_Data to process_
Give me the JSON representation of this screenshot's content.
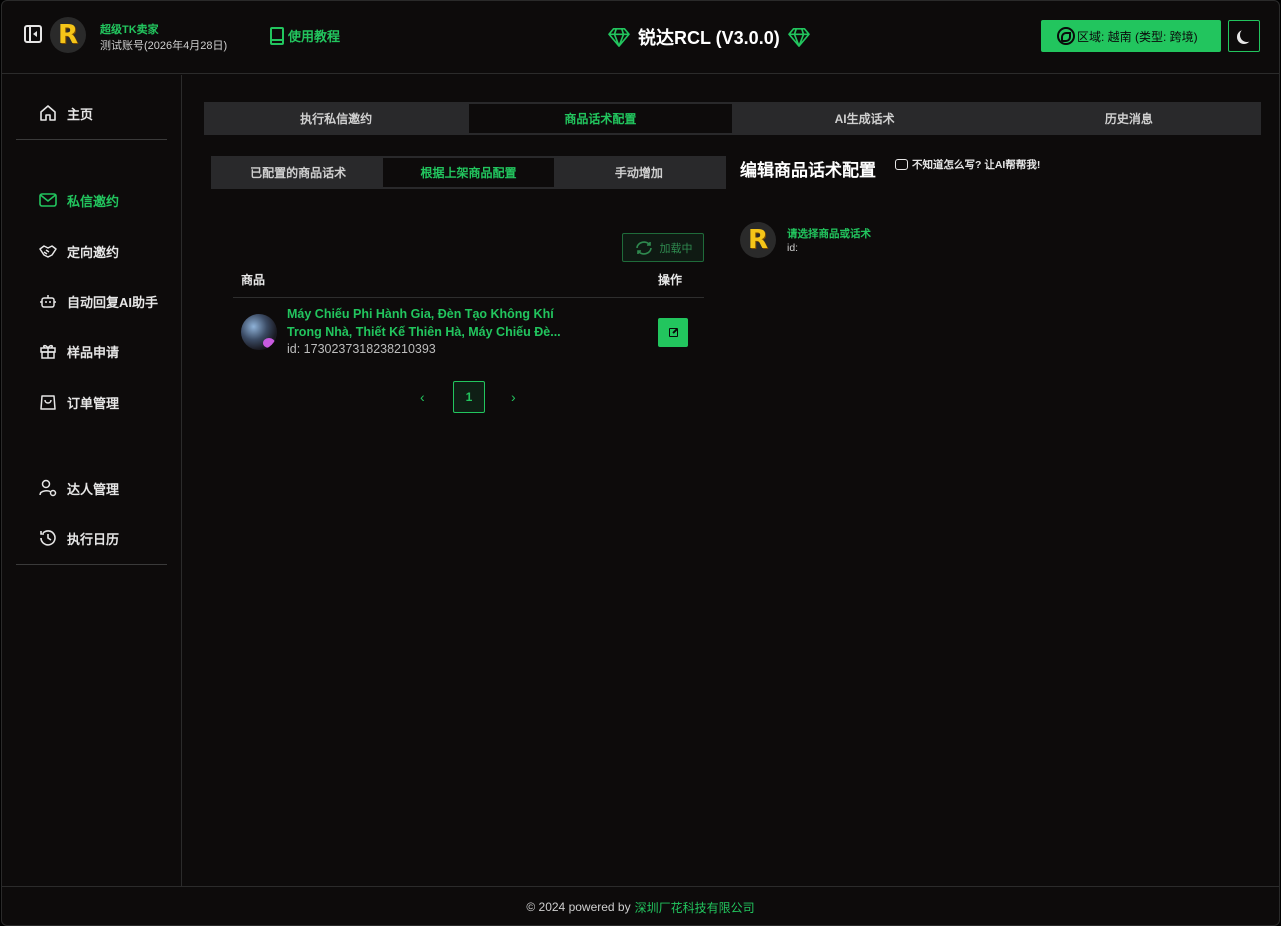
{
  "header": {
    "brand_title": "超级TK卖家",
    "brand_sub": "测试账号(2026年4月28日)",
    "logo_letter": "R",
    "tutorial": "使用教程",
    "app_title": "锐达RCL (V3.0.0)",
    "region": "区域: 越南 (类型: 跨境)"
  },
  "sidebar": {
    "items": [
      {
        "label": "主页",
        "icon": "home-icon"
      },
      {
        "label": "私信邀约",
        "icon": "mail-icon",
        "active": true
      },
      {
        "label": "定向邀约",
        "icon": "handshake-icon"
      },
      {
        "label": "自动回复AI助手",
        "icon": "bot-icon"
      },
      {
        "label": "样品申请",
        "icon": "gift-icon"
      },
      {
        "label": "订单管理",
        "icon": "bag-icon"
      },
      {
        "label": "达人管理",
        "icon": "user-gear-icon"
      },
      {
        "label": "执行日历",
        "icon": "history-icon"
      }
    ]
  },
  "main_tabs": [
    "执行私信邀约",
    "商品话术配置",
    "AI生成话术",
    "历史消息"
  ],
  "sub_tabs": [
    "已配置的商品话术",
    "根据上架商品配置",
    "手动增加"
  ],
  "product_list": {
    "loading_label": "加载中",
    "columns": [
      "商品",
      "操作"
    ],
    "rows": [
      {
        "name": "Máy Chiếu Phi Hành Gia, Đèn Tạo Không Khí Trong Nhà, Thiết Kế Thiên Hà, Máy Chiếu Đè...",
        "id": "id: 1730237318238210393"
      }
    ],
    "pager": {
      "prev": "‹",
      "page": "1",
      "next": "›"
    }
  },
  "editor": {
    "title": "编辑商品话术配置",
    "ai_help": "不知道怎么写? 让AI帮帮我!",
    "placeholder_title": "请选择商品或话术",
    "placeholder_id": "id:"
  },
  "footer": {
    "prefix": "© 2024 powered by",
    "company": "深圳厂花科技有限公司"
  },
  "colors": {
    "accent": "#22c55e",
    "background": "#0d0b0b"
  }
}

_The task_
Could you reproduce every record above exactly, leaving out the pictures?

_Reply_
Give me the JSON representation of this screenshot's content.
{
  "header": {
    "brand_title": "超级TK卖家",
    "brand_sub": "测试账号(2026年4月28日)",
    "logo_letter": "R",
    "tutorial": "使用教程",
    "app_title": "锐达RCL (V3.0.0)",
    "region": "区域: 越南 (类型: 跨境)"
  },
  "sidebar": {
    "items": [
      {
        "label": "主页",
        "icon": "home-icon"
      },
      {
        "label": "私信邀约",
        "icon": "mail-icon",
        "active": true
      },
      {
        "label": "定向邀约",
        "icon": "handshake-icon"
      },
      {
        "label": "自动回复AI助手",
        "icon": "bot-icon"
      },
      {
        "label": "样品申请",
        "icon": "gift-icon"
      },
      {
        "label": "订单管理",
        "icon": "bag-icon"
      },
      {
        "label": "达人管理",
        "icon": "user-gear-icon"
      },
      {
        "label": "执行日历",
        "icon": "history-icon"
      }
    ]
  },
  "main_tabs": [
    "执行私信邀约",
    "商品话术配置",
    "AI生成话术",
    "历史消息"
  ],
  "sub_tabs": [
    "已配置的商品话术",
    "根据上架商品配置",
    "手动增加"
  ],
  "product_list": {
    "loading_label": "加载中",
    "columns": [
      "商品",
      "操作"
    ],
    "rows": [
      {
        "name": "Máy Chiếu Phi Hành Gia, Đèn Tạo Không Khí Trong Nhà, Thiết Kế Thiên Hà, Máy Chiếu Đè...",
        "id": "id: 1730237318238210393"
      }
    ],
    "pager": {
      "prev": "‹",
      "page": "1",
      "next": "›"
    }
  },
  "editor": {
    "title": "编辑商品话术配置",
    "ai_help": "不知道怎么写? 让AI帮帮我!",
    "placeholder_title": "请选择商品或话术",
    "placeholder_id": "id:"
  },
  "footer": {
    "prefix": "© 2024 powered by",
    "company": "深圳厂花科技有限公司"
  },
  "colors": {
    "accent": "#22c55e",
    "background": "#0d0b0b"
  }
}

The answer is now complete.